ADAMTS-4 promotes neurodegeneration in a mouse model of amyotrophic lateral sclerosis

Sighild Lemarchant, Yuriy Pomeshchik, Iurii Kidin, Virve Kärkkäinen, Piia Valonen, Sarka Lehtonen, Gundars Goldsteins, Tarja Malm, Katja Kanninen, Jari Koistinaho

A disintegrin and metalloproteinase with thrombospondin motifs (ADAMTS) proteoglycanases are specialized in the degradation of chondroitin sulfate proteoglycans and participate in mechanisms mediating neuroplasticity. Despite the beneficial effect of ADAMTS-4 on neurorepair after spinal cord injury, the functions of ADAMTS proteoglycanases in other CNS disease states have not been studied. Therefore, we investigated the expression, effects and associated mechanisms of ADAMTS-4 during amyotrophic lateral sclerosis (ALS) in the SOD1(G93A) mouse model. ADAMTS-4 expression and activity were reduced in the spinal cord of SOD1(G93A) mice at disease end-stage when compared to WT littermates. To counteract the loss of ADAMTS-4, SOD1(G93A) and WT mice were treated with saline or a recombinant ADAMTS-4 before symptom onset. Administration of ADAMTS-4 worsened the prognosis of SOD1(G93A) mice by accelerating clinical signs of neuromuscular dysfunctions. The worsened prognosis of ADAMTS-4-treated SOD1(G93A) mice was accompanied by increased degradation of perineuronal nets enwrapping motoneurons and increased motoneuron degeneration in the lumbar spinal cord. Motoneurons of ADAMTS-4-treated SOD1(G93A) mice were more vulnerable to degeneration most likely due to the loss of their extracellular matrix envelopes. The decrease of neurotrophic factor production induced by ADAMTS-4 in vitro and in vivo may also contribute to a hostile environment for motoneuron especially when devoid of a net. This study suggests that the reduction of ADAMTS-4 activity during the progression of ALS pathology may be an adaptive change to mitigate its neurodegenerative impact in CNS tissues. Therapies compensating the compromized ADAMTS-4 activity are likely not promising approaches for treating ALS.

______________________________

- Exercise brief -
Summarize the abstract on ADAMTS-4 and amyotrophic lateral sclerosis in two sentences.

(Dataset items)
______________________________

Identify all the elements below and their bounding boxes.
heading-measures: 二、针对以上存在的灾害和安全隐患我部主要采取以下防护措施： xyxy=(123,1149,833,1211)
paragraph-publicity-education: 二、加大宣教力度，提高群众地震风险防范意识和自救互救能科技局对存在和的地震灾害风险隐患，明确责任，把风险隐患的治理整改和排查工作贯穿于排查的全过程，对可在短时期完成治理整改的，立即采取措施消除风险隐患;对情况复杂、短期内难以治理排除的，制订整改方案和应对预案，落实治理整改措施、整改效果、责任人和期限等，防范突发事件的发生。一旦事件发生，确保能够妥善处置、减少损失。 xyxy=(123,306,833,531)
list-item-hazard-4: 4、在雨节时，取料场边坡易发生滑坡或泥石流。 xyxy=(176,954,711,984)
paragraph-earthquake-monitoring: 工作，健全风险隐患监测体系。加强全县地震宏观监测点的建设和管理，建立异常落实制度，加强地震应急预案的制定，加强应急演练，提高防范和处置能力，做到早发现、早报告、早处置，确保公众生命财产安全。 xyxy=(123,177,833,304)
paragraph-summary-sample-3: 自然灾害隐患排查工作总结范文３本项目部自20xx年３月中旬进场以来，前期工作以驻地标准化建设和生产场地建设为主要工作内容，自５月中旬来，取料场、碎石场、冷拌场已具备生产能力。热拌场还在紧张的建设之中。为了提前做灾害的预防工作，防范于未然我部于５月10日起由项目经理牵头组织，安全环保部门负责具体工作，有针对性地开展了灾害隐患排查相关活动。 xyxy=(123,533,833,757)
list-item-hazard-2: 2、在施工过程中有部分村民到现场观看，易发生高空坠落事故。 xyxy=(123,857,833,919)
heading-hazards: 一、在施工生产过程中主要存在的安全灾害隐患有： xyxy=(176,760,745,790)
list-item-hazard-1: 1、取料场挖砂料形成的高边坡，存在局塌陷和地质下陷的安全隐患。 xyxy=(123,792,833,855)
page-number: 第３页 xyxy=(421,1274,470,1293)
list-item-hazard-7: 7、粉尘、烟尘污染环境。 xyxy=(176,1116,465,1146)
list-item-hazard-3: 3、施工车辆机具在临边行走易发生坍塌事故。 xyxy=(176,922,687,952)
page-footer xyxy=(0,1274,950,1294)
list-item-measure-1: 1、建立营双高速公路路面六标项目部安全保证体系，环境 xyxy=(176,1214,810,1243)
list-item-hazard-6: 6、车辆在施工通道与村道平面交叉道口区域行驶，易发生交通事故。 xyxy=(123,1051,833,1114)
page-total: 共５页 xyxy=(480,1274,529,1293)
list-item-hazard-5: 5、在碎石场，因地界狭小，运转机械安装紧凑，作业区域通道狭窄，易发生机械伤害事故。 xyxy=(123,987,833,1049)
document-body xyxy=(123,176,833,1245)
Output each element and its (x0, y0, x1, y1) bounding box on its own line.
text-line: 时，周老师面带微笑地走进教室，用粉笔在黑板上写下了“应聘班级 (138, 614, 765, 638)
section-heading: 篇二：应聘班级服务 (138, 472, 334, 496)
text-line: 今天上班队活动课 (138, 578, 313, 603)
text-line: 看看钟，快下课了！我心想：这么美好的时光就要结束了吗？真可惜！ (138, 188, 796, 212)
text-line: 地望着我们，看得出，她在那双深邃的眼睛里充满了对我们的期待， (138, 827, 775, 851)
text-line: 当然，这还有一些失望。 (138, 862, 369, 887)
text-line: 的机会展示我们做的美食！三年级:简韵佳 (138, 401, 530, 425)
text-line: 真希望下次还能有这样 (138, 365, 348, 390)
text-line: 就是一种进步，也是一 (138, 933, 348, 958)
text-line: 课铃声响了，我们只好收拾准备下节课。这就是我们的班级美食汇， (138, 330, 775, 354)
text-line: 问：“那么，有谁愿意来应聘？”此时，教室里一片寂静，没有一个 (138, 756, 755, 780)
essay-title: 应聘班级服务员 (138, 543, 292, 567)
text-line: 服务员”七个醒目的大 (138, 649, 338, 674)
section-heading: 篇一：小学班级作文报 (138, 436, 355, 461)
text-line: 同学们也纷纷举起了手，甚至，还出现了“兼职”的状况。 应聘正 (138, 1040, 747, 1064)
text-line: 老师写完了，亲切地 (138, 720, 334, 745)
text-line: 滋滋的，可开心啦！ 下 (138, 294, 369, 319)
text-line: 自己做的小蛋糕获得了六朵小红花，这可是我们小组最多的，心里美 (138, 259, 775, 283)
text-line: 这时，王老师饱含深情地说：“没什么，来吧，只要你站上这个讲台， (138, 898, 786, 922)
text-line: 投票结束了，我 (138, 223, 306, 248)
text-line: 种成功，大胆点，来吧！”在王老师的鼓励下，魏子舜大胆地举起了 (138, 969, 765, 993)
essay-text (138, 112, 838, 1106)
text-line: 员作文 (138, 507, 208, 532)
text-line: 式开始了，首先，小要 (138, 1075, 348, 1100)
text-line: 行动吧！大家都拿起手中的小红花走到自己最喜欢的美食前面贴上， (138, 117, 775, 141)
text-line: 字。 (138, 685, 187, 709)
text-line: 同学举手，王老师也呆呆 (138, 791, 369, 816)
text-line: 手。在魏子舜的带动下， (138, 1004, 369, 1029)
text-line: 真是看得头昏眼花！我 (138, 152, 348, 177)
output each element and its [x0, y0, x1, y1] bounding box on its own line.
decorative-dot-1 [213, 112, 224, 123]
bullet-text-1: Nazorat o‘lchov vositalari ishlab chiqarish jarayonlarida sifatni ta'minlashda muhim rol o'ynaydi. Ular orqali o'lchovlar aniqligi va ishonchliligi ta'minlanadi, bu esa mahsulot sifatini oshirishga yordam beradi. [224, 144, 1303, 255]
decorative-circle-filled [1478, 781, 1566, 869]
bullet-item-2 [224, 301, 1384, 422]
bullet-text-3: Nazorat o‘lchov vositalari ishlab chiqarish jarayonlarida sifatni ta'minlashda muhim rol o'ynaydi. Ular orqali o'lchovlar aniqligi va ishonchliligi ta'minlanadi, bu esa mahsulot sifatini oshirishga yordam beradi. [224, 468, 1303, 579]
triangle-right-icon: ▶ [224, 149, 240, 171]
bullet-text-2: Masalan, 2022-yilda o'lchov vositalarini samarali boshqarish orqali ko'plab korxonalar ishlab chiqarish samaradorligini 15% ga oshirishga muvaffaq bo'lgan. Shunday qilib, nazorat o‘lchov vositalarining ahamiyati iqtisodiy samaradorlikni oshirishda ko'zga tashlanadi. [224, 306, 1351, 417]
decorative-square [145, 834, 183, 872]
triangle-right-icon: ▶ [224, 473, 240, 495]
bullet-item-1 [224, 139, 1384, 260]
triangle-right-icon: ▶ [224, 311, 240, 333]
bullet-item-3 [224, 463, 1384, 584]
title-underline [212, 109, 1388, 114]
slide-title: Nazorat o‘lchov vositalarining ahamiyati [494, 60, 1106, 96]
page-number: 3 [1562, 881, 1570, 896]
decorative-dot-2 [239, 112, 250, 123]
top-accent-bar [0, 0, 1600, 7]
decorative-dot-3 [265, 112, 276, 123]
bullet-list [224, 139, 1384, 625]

______________________________

- Response to the exercise -
In the SOD1(G93A) mouse model of amyotrophic lateral sclerosis, ADAMTS-4 expression and activity were reduced in the spinal cord at disease end-stage, and giving recombinant ADAMTS-4 before symptom onset accelerated neuromuscular dysfunction, increased degradation of the perineuronal nets around motoneurons, and increased motoneuron degeneration in the lumbar spinal cord. The study suggests that the fall in ADAMTS-4 activity may be an adaptive change that limits its neurodegenerative impact, so therapies compensating for it are likely not promising for treating ALS.